[Dataset items]
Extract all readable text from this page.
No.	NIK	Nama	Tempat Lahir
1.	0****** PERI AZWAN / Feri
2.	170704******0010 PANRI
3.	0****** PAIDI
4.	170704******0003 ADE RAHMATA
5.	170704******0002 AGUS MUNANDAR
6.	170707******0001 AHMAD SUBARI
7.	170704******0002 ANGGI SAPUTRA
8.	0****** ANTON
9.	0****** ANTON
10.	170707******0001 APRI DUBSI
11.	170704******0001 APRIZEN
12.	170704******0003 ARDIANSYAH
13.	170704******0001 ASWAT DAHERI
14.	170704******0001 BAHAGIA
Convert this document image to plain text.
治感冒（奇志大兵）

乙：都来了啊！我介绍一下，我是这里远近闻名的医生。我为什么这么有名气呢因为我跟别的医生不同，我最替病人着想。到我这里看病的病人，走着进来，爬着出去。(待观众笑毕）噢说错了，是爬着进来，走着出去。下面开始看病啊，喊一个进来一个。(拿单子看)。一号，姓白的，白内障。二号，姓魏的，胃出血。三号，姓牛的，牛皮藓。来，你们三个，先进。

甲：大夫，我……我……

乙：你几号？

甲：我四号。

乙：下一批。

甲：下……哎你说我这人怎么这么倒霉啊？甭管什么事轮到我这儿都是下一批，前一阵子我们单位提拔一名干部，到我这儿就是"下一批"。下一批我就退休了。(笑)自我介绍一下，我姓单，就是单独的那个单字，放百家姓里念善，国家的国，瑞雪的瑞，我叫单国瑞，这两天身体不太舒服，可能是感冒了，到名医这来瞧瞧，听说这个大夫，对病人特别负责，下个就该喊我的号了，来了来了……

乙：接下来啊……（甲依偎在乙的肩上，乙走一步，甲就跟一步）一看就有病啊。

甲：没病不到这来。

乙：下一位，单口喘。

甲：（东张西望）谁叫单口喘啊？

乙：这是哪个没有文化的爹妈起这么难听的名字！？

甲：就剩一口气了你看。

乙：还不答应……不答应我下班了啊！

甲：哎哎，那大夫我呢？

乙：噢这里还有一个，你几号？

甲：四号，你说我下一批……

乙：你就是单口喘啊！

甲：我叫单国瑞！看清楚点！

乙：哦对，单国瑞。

### OBJECTIVE
Tally the lines of the records holding the word "我叫单国瑞", then state only the tally.

### TASK RESPONSE
2